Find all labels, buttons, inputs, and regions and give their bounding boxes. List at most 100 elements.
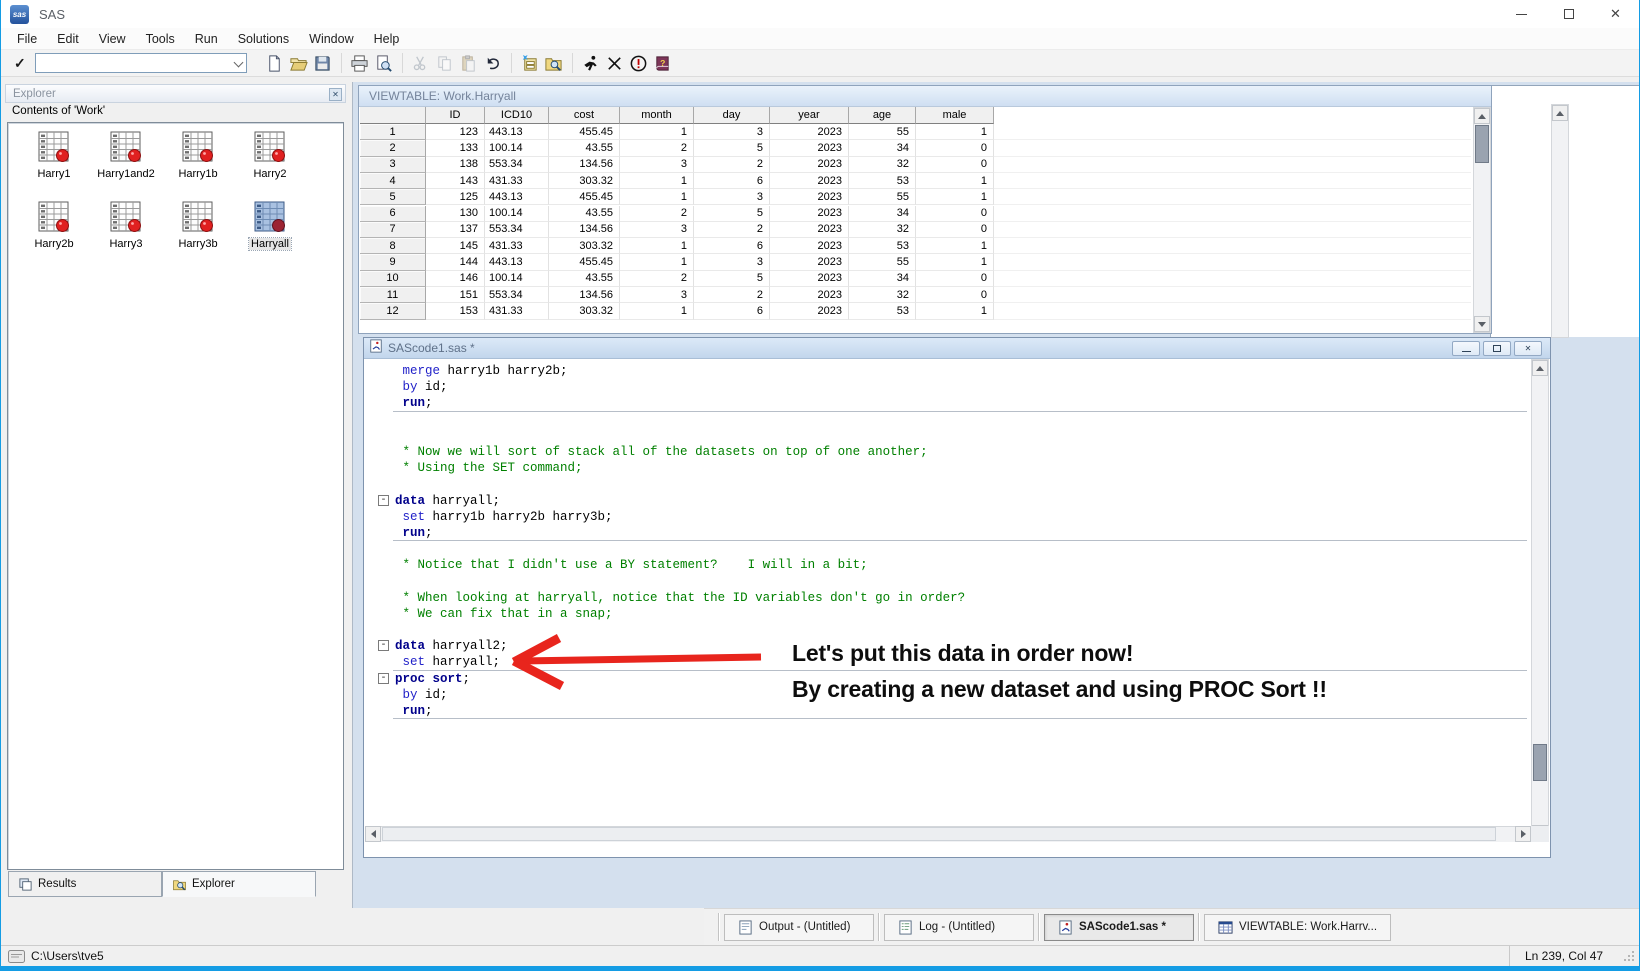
open-file-button[interactable] xyxy=(287,52,311,75)
data-cell[interactable]: 0 xyxy=(916,206,994,222)
dataset-harry2[interactable]: Harry2 xyxy=(234,128,306,194)
dataset-harry2b[interactable]: Harry2b xyxy=(18,198,90,264)
data-cell[interactable]: 138 xyxy=(426,157,485,173)
data-cell[interactable]: 53 xyxy=(849,303,916,319)
data-cell[interactable]: 431.33 xyxy=(485,173,549,189)
data-cell[interactable]: 5 xyxy=(694,206,770,222)
data-cell[interactable]: 303.32 xyxy=(549,173,620,189)
data-cell[interactable]: 2023 xyxy=(770,206,849,222)
viewtable-title-bar[interactable]: VIEWTABLE: Work.Harryall xyxy=(359,86,1491,107)
command-input[interactable] xyxy=(35,53,247,73)
data-cell[interactable]: 146 xyxy=(426,271,485,287)
data-cell[interactable]: 55 xyxy=(849,124,916,140)
windowbar-log-untitled[interactable]: Log - (Untitled) xyxy=(884,914,1034,941)
title-bar[interactable]: sas SAS ✕ xyxy=(1,0,1639,28)
data-cell[interactable]: 2023 xyxy=(770,271,849,287)
windowbar-sascode1-sas[interactable]: SAScode1.sas * xyxy=(1044,914,1194,941)
dataset-harry3[interactable]: Harry3 xyxy=(90,198,162,264)
menu-help[interactable]: Help xyxy=(364,29,410,49)
data-cell[interactable]: 32 xyxy=(849,157,916,173)
column-header-icd10[interactable]: ICD10 xyxy=(485,107,549,124)
data-cell[interactable]: 2 xyxy=(694,222,770,238)
menu-file[interactable]: File xyxy=(7,29,47,49)
windowbar-viewtable-work-harrv[interactable]: VIEWTABLE: Work.Harrv... xyxy=(1204,914,1391,941)
data-cell[interactable]: 2023 xyxy=(770,222,849,238)
undo-button[interactable] xyxy=(481,52,505,75)
data-cell[interactable]: 153 xyxy=(426,303,485,319)
data-cell[interactable]: 2023 xyxy=(770,189,849,205)
menu-edit[interactable]: Edit xyxy=(47,29,89,49)
code-fold-toggle-icon[interactable]: - xyxy=(378,673,389,684)
clear-all-button[interactable] xyxy=(603,52,627,75)
editor-title-bar[interactable]: SAScode1.sas * ✕ xyxy=(364,338,1550,359)
data-cell[interactable]: 3 xyxy=(694,254,770,270)
tab-results[interactable]: Results xyxy=(8,871,162,897)
data-cell[interactable]: 134.56 xyxy=(549,157,620,173)
data-cell[interactable]: 2023 xyxy=(770,254,849,270)
data-cell[interactable]: 2023 xyxy=(770,157,849,173)
data-cell[interactable]: 100.14 xyxy=(485,206,549,222)
code-editor-area[interactable]: merge harry1b harry2b; by id; run; * Now… xyxy=(365,359,1550,842)
data-cell[interactable]: 125 xyxy=(426,189,485,205)
data-cell[interactable]: 53 xyxy=(849,173,916,189)
close-button[interactable]: ✕ xyxy=(1592,0,1639,28)
copy-button[interactable] xyxy=(433,52,457,75)
editor-horizontal-scrollbar[interactable] xyxy=(365,826,1531,842)
resize-grip[interactable] xyxy=(1623,950,1636,963)
data-cell[interactable]: 455.45 xyxy=(549,254,620,270)
data-cell[interactable]: 553.34 xyxy=(485,222,549,238)
column-header-age[interactable]: age xyxy=(849,107,916,124)
editor-scroll-left-icon[interactable] xyxy=(365,826,381,842)
data-cell[interactable]: 303.32 xyxy=(549,238,620,254)
data-cell[interactable]: 2023 xyxy=(770,124,849,140)
data-cell[interactable]: 1 xyxy=(916,124,994,140)
data-cell[interactable]: 2 xyxy=(620,140,694,156)
menu-window[interactable]: Window xyxy=(299,29,363,49)
data-cell[interactable]: 3 xyxy=(620,287,694,303)
data-cell[interactable]: 2023 xyxy=(770,140,849,156)
editor-restore-button[interactable] xyxy=(1483,341,1511,356)
editor-scroll-thumb[interactable] xyxy=(1533,744,1547,781)
viewtable-corner-cell[interactable] xyxy=(360,107,426,124)
data-cell[interactable]: 5 xyxy=(694,140,770,156)
column-header-cost[interactable]: cost xyxy=(549,107,620,124)
data-cell[interactable]: 3 xyxy=(620,157,694,173)
editor-scroll-right-icon[interactable] xyxy=(1515,826,1531,842)
tab-explorer[interactable]: Explorer xyxy=(162,871,316,897)
new-library-button[interactable] xyxy=(518,52,542,75)
data-cell[interactable]: 1 xyxy=(620,189,694,205)
data-cell[interactable]: 1 xyxy=(916,303,994,319)
row-number-cell[interactable]: 2 xyxy=(360,140,426,156)
explorer-window-button[interactable] xyxy=(542,52,566,75)
data-cell[interactable]: 0 xyxy=(916,287,994,303)
editor-hscroll-thumb[interactable] xyxy=(382,827,1496,841)
data-cell[interactable]: 2 xyxy=(694,157,770,173)
data-cell[interactable]: 455.45 xyxy=(549,124,620,140)
data-cell[interactable]: 143 xyxy=(426,173,485,189)
submit-button[interactable] xyxy=(579,52,603,75)
menu-tools[interactable]: Tools xyxy=(136,29,185,49)
data-cell[interactable]: 55 xyxy=(849,189,916,205)
data-cell[interactable]: 553.34 xyxy=(485,157,549,173)
data-cell[interactable]: 3 xyxy=(694,189,770,205)
data-cell[interactable]: 303.32 xyxy=(549,303,620,319)
data-cell[interactable]: 32 xyxy=(849,287,916,303)
background-scroll-up-icon[interactable] xyxy=(1552,105,1568,121)
print-preview-button[interactable] xyxy=(372,52,396,75)
data-cell[interactable]: 443.13 xyxy=(485,124,549,140)
print-button[interactable] xyxy=(348,52,372,75)
column-header-male[interactable]: male xyxy=(916,107,994,124)
data-cell[interactable]: 0 xyxy=(916,157,994,173)
menu-view[interactable]: View xyxy=(89,29,136,49)
viewtable-vertical-scrollbar[interactable] xyxy=(1473,107,1491,333)
row-number-cell[interactable]: 8 xyxy=(360,238,426,254)
row-number-cell[interactable]: 11 xyxy=(360,287,426,303)
data-cell[interactable]: 2023 xyxy=(770,303,849,319)
editor-minimize-button[interactable] xyxy=(1452,341,1480,356)
maximize-button[interactable] xyxy=(1545,0,1592,28)
menu-run[interactable]: Run xyxy=(185,29,228,49)
data-cell[interactable]: 34 xyxy=(849,206,916,222)
data-cell[interactable]: 134.56 xyxy=(549,287,620,303)
data-cell[interactable]: 144 xyxy=(426,254,485,270)
dataset-harry1and2[interactable]: Harry1and2 xyxy=(90,128,162,194)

**What the task requires:** Output every line of the data above word for word, leaving out the picture.

**Problem solution:**
Find all labels, buttons, inputs, and regions and give their bounding boxes. List at most 100 elements.
open-file-button[interactable] xyxy=(287,52,311,75)
data-cell[interactable]: 0 xyxy=(916,206,994,222)
dataset-harry2[interactable]: Harry2 xyxy=(234,128,306,194)
dataset-harry2b[interactable]: Harry2b xyxy=(18,198,90,264)
data-cell[interactable]: 138 xyxy=(426,157,485,173)
data-cell[interactable]: 53 xyxy=(849,303,916,319)
data-cell[interactable]: 431.33 xyxy=(485,173,549,189)
data-cell[interactable]: 5 xyxy=(694,206,770,222)
data-cell[interactable]: 303.32 xyxy=(549,173,620,189)
data-cell[interactable]: 2023 xyxy=(770,206,849,222)
viewtable-title-bar[interactable]: VIEWTABLE: Work.Harryall xyxy=(359,86,1491,107)
command-input[interactable] xyxy=(35,53,247,73)
data-cell[interactable]: 146 xyxy=(426,271,485,287)
data-cell[interactable]: 55 xyxy=(849,124,916,140)
windowbar-log-untitled[interactable]: Log - (Untitled) xyxy=(884,914,1034,941)
title-bar[interactable]: sas SAS ✕ xyxy=(1,0,1639,28)
data-cell[interactable]: 2023 xyxy=(770,271,849,287)
windowbar-sascode1-sas[interactable]: SAScode1.sas * xyxy=(1044,914,1194,941)
dataset-harry3[interactable]: Harry3 xyxy=(90,198,162,264)
menu-help[interactable]: Help xyxy=(364,29,410,49)
data-cell[interactable]: 32 xyxy=(849,157,916,173)
column-header-icd10[interactable]: ICD10 xyxy=(485,107,549,124)
data-cell[interactable]: 2 xyxy=(694,222,770,238)
menu-file[interactable]: File xyxy=(7,29,47,49)
windowbar-viewtable-work-harrv[interactable]: VIEWTABLE: Work.Harrv... xyxy=(1204,914,1391,941)
data-cell[interactable]: 2023 xyxy=(770,222,849,238)
undo-button[interactable] xyxy=(481,52,505,75)
data-cell[interactable]: 153 xyxy=(426,303,485,319)
data-cell[interactable]: 2023 xyxy=(770,189,849,205)
menu-edit[interactable]: Edit xyxy=(47,29,89,49)
code-fold-toggle-icon[interactable]: - xyxy=(378,673,389,684)
clear-all-button[interactable] xyxy=(603,52,627,75)
editor-title-bar[interactable]: SAScode1.sas * ✕ xyxy=(364,338,1550,359)
data-cell[interactable]: 3 xyxy=(694,254,770,270)
tab-results[interactable]: Results xyxy=(8,871,162,897)
data-cell[interactable]: 134.56 xyxy=(549,157,620,173)
data-cell[interactable]: 2023 xyxy=(770,254,849,270)
data-cell[interactable]: 2023 xyxy=(770,157,849,173)
data-cell[interactable]: 100.14 xyxy=(485,206,549,222)
code-editor-area[interactable]: merge harry1b harry2b; by id; run; * Now… xyxy=(365,359,1550,842)
data-cell[interactable]: 125 xyxy=(426,189,485,205)
data-cell[interactable]: 53 xyxy=(849,173,916,189)
close-button[interactable]: ✕ xyxy=(1592,0,1639,28)
copy-button[interactable] xyxy=(433,52,457,75)
editor-horizontal-scrollbar[interactable] xyxy=(365,826,1531,842)
resize-grip[interactable] xyxy=(1623,950,1636,963)
data-cell[interactable]: 455.45 xyxy=(549,254,620,270)
data-cell[interactable]: 553.34 xyxy=(485,222,549,238)
column-header-age[interactable]: age xyxy=(849,107,916,124)
editor-scroll-left-icon[interactable] xyxy=(365,826,381,842)
data-cell[interactable]: 303.32 xyxy=(549,238,620,254)
data-cell[interactable]: 2023 xyxy=(770,124,849,140)
data-cell[interactable]: 1 xyxy=(916,124,994,140)
data-cell[interactable]: 2 xyxy=(620,140,694,156)
menu-window[interactable]: Window xyxy=(299,29,363,49)
data-cell[interactable]: 3 xyxy=(620,287,694,303)
data-cell[interactable]: 2023 xyxy=(770,140,849,156)
editor-restore-button[interactable] xyxy=(1483,341,1511,356)
editor-scroll-thumb[interactable] xyxy=(1533,744,1547,781)
viewtable-corner-cell[interactable] xyxy=(360,107,426,124)
data-cell[interactable]: 5 xyxy=(694,140,770,156)
column-header-cost[interactable]: cost xyxy=(549,107,620,124)
data-cell[interactable]: 3 xyxy=(620,157,694,173)
editor-scroll-right-icon[interactable] xyxy=(1515,826,1531,842)
tab-explorer[interactable]: Explorer xyxy=(162,871,316,897)
new-library-button[interactable] xyxy=(518,52,542,75)
data-cell[interactable]: 1 xyxy=(620,189,694,205)
data-cell[interactable]: 1 xyxy=(916,303,994,319)
row-number-cell[interactable]: 2 xyxy=(360,140,426,156)
explorer-window-button[interactable] xyxy=(542,52,566,75)
data-cell[interactable]: 0 xyxy=(916,287,994,303)
editor-hscroll-thumb[interactable] xyxy=(382,827,1496,841)
data-cell[interactable]: 2 xyxy=(694,157,770,173)
data-cell[interactable]: 455.45 xyxy=(549,124,620,140)
data-cell[interactable]: 143 xyxy=(426,173,485,189)
submit-button[interactable] xyxy=(579,52,603,75)
menu-tools[interactable]: Tools xyxy=(136,29,185,49)
data-cell[interactable]: 55 xyxy=(849,189,916,205)
data-cell[interactable]: 553.34 xyxy=(485,157,549,173)
data-cell[interactable]: 3 xyxy=(694,189,770,205)
data-cell[interactable]: 303.32 xyxy=(549,303,620,319)
data-cell[interactable]: 32 xyxy=(849,287,916,303)
background-scroll-up-icon[interactable] xyxy=(1552,105,1568,121)
print-preview-button[interactable] xyxy=(372,52,396,75)
data-cell[interactable]: 443.13 xyxy=(485,124,549,140)
print-button[interactable] xyxy=(348,52,372,75)
column-header-male[interactable]: male xyxy=(916,107,994,124)
data-cell[interactable]: 0 xyxy=(916,157,994,173)
menu-view[interactable]: View xyxy=(89,29,136,49)
viewtable-vertical-scrollbar[interactable] xyxy=(1473,107,1491,333)
row-number-cell[interactable]: 8 xyxy=(360,238,426,254)
row-number-cell[interactable]: 11 xyxy=(360,287,426,303)
data-cell[interactable]: 2023 xyxy=(770,303,849,319)
editor-minimize-button[interactable] xyxy=(1452,341,1480,356)
maximize-button[interactable] xyxy=(1545,0,1592,28)
menu-run[interactable]: Run xyxy=(185,29,228,49)
data-cell[interactable]: 34 xyxy=(849,206,916,222)
data-cell[interactable]: 134.56 xyxy=(549,287,620,303)
data-cell[interactable]: 144 xyxy=(426,254,485,270)
dataset-harry1and2[interactable]: Harry1and2 xyxy=(90,128,162,194)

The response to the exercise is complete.